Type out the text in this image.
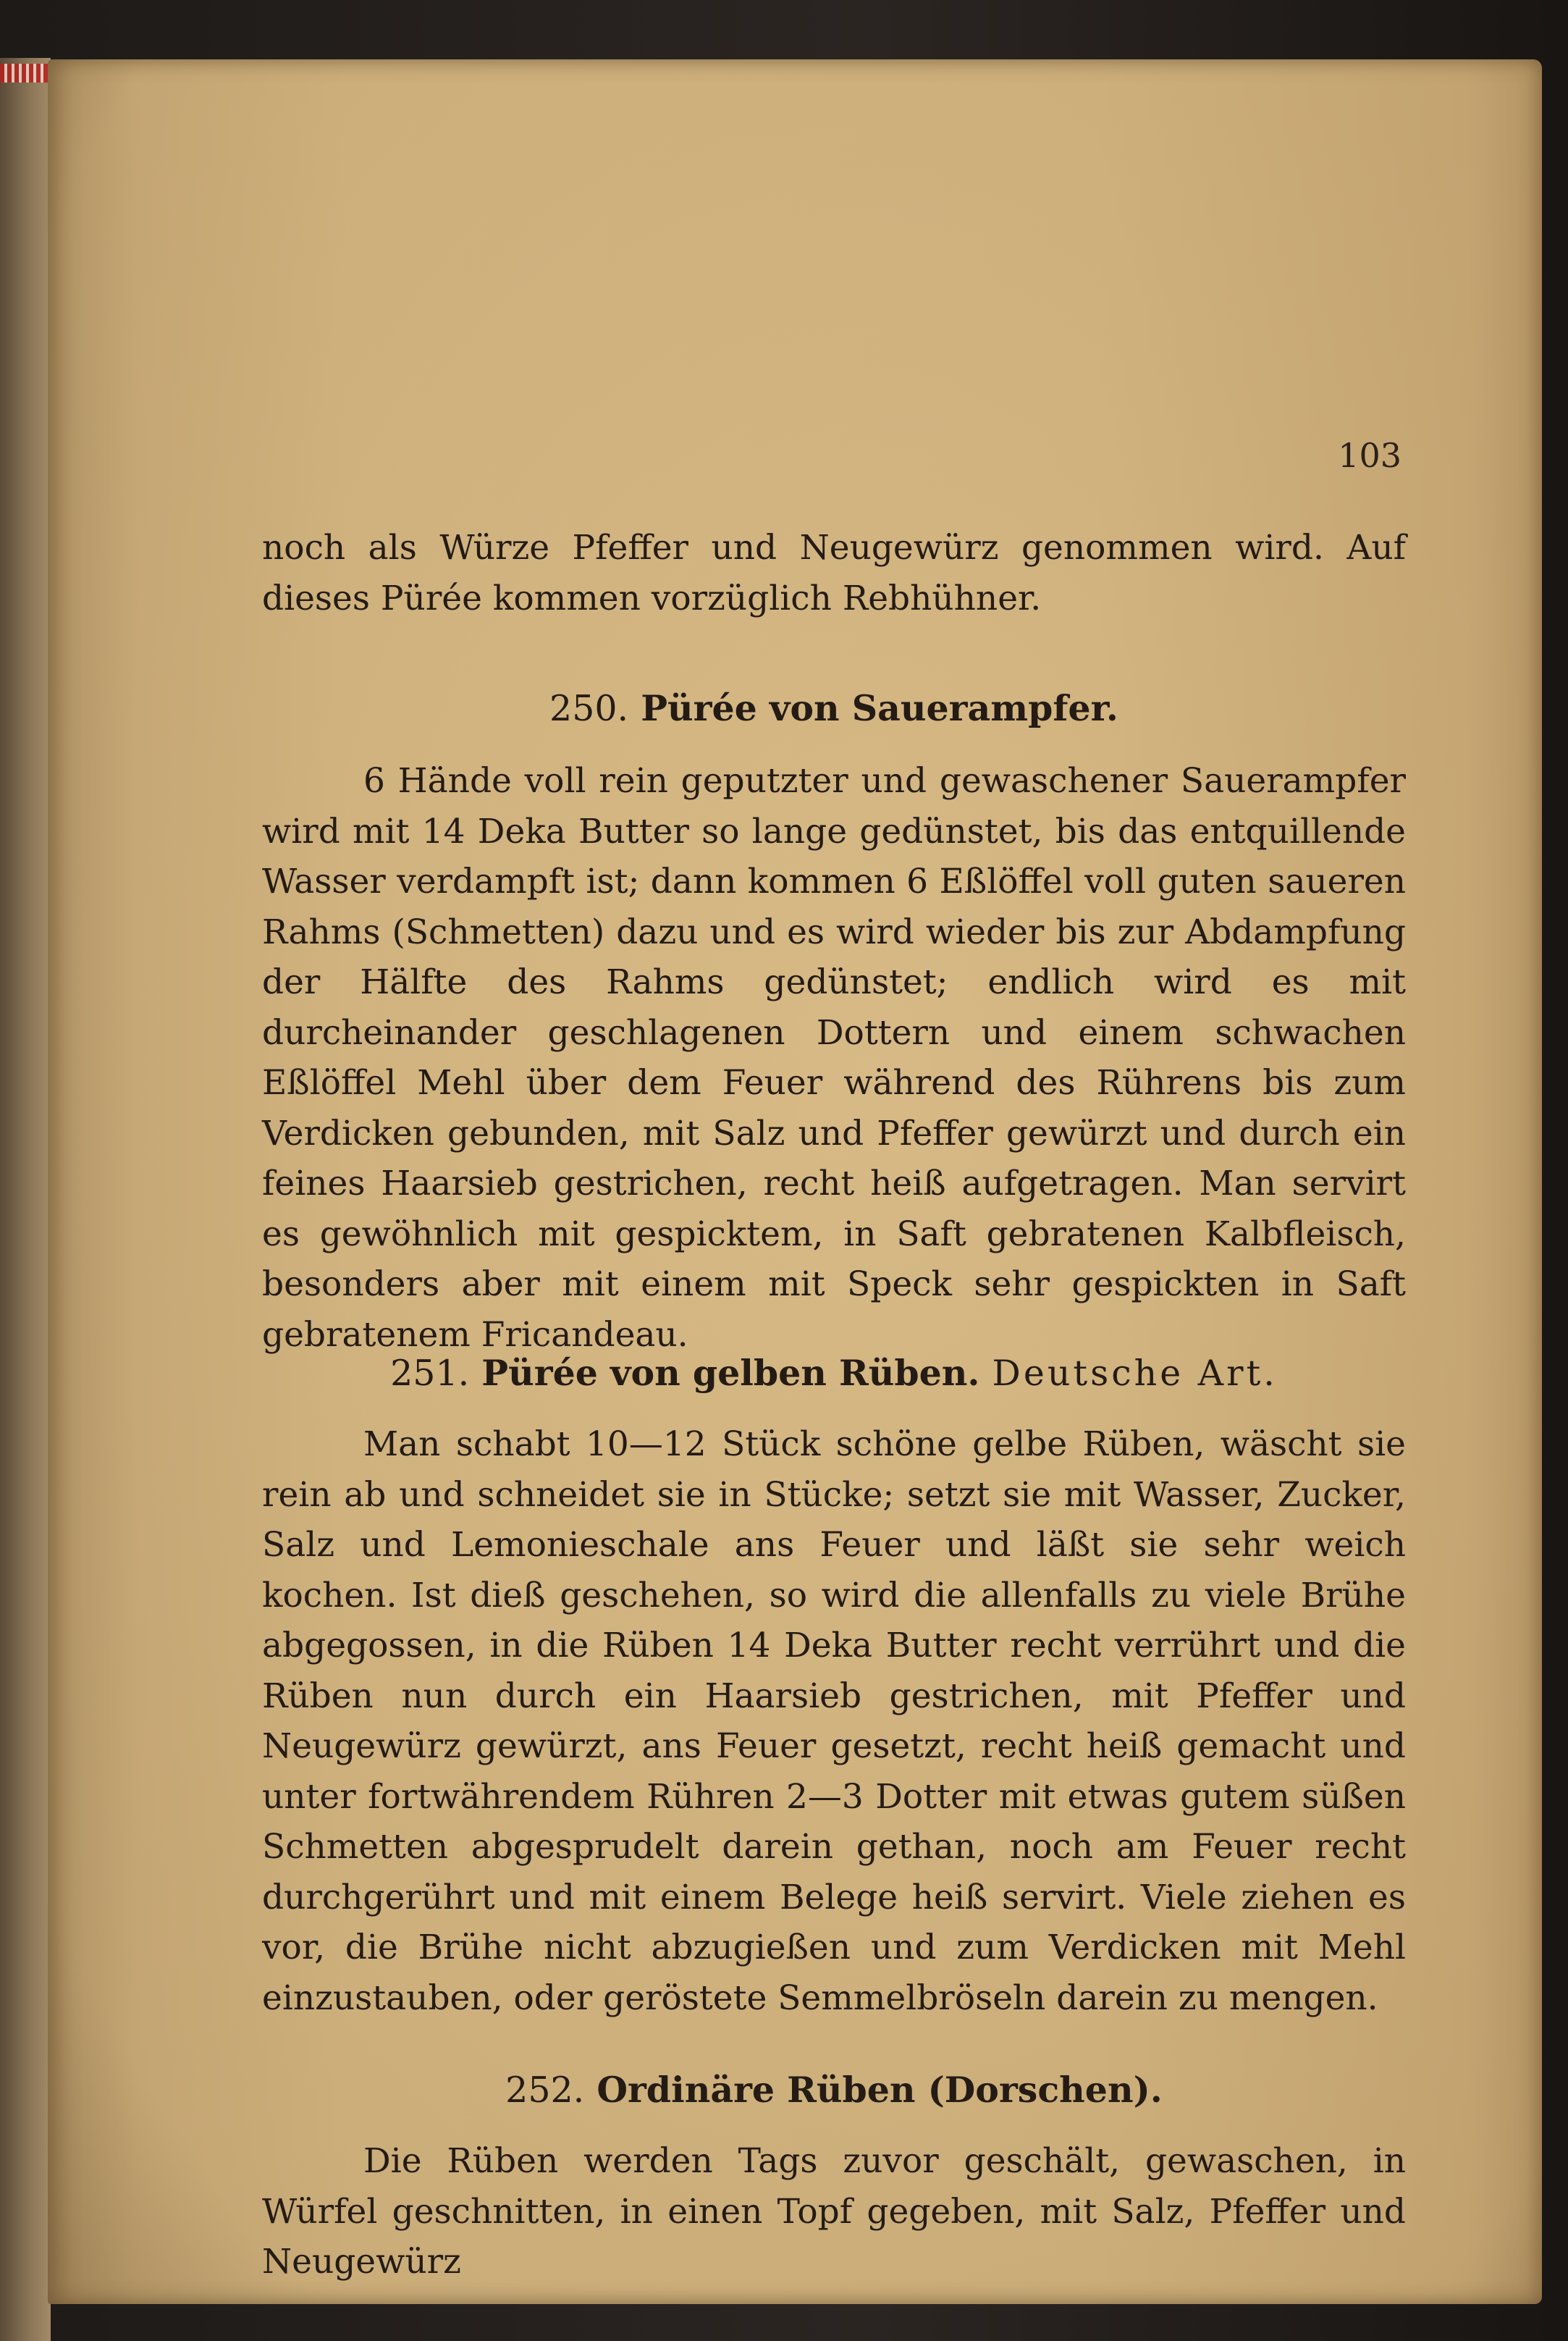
103

noch als Würze Pfeffer und Neugewürz genommen wird. Auf dieses Pürée kommen vorzüglich Rebhühner.

250. Pürée von Sauerampfer.

6 Hände voll rein geputzter und gewaschener Sauerampfer wird mit 14 Deka Butter so lange gedünstet, bis das entquillende Wasser verdampft ist; dann kommen 6 Eßlöffel voll guten saueren Rahms (Schmetten) dazu und es wird wieder bis zur Abdampfung der Hälfte des Rahms gedünstet; endlich wird es mit durcheinander geschlagenen Dottern und einem schwachen Eßlöffel Mehl über dem Feuer während des Rührens bis zum Verdicken gebunden, mit Salz und Pfeffer gewürzt und durch ein feines Haarsieb gestrichen, recht heiß aufgetragen. Man servirt es gewöhnlich mit gespicktem, in Saft gebratenen Kalbfleisch, besonders aber mit einem mit Speck sehr gespickten in Saft gebratenem Fricandeau.

251. Pürée von gelben Rüben. Deutsche Art.

Man schabt 10—12 Stück schöne gelbe Rüben, wäscht sie rein ab und schneidet sie in Stücke; setzt sie mit Wasser, Zucker, Salz und Lemonieschale ans Feuer und läßt sie sehr weich kochen. Ist dieß geschehen, so wird die allenfalls zu viele Brühe abgegossen, in die Rüben 14 Deka Butter recht verrührt und die Rüben nun durch ein Haarsieb gestrichen, mit Pfeffer und Neugewürz gewürzt, ans Feuer gesetzt, recht heiß gemacht und unter fortwährendem Rühren 2—3 Dotter mit etwas gutem süßen Schmetten abgesprudelt darein gethan, noch am Feuer recht durchgerührt und mit einem Belege heiß servirt. Viele ziehen es vor, die Brühe nicht abzugießen und zum Verdicken mit Mehl einzustauben, oder geröstete Semmelbröseln darein zu mengen.

252. Ordinäre Rüben (Dorschen).

Die Rüben werden Tags zuvor geschält, gewaschen, in Würfel geschnitten, in einen Topf gegeben, mit Salz, Pfeffer und Neugewürz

## TASK DETAILS
An exact copy of every record above is required, with all pictures omitted.

## SOLUTION TO THE EXERCISE
Type out the text in this image.
103

noch als Würze Pfeffer und Neugewürz genommen wird. Auf dieses Pürée kommen vorzüglich Rebhühner.

250. Pürée von Sauerampfer.

6 Hände voll rein geputzter und gewaschener Sauerampfer wird mit 14 Deka Butter so lange gedünstet, bis das entquillende Wasser verdampft ist; dann kommen 6 Eßlöffel voll guten saueren Rahms (Schmetten) dazu und es wird wieder bis zur Abdampfung der Hälfte des Rahms gedünstet; endlich wird es mit durcheinander geschlagenen Dottern und einem schwachen Eßlöffel Mehl über dem Feuer während des Rührens bis zum Verdicken gebunden, mit Salz und Pfeffer gewürzt und durch ein feines Haarsieb gestrichen, recht heiß aufgetragen. Man servirt es gewöhnlich mit gespicktem, in Saft gebratenen Kalbfleisch, besonders aber mit einem mit Speck sehr gespickten in Saft gebratenem Fricandeau.

251. Pürée von gelben Rüben. Deutsche Art.

Man schabt 10—12 Stück schöne gelbe Rüben, wäscht sie rein ab und schneidet sie in Stücke; setzt sie mit Wasser, Zucker, Salz und Lemonieschale ans Feuer und läßt sie sehr weich kochen. Ist dieß geschehen, so wird die allenfalls zu viele Brühe abgegossen, in die Rüben 14 Deka Butter recht verrührt und die Rüben nun durch ein Haarsieb gestrichen, mit Pfeffer und Neugewürz gewürzt, ans Feuer gesetzt, recht heiß gemacht und unter fortwährendem Rühren 2—3 Dotter mit etwas gutem süßen Schmetten abgesprudelt darein gethan, noch am Feuer recht durchgerührt und mit einem Belege heiß servirt. Viele ziehen es vor, die Brühe nicht abzugießen und zum Verdicken mit Mehl einzustauben, oder geröstete Semmelbröseln darein zu mengen.

252. Ordinäre Rüben (Dorschen).

Die Rüben werden Tags zuvor geschält, gewaschen, in Würfel geschnitten, in einen Topf gegeben, mit Salz, Pfeffer und Neugewürz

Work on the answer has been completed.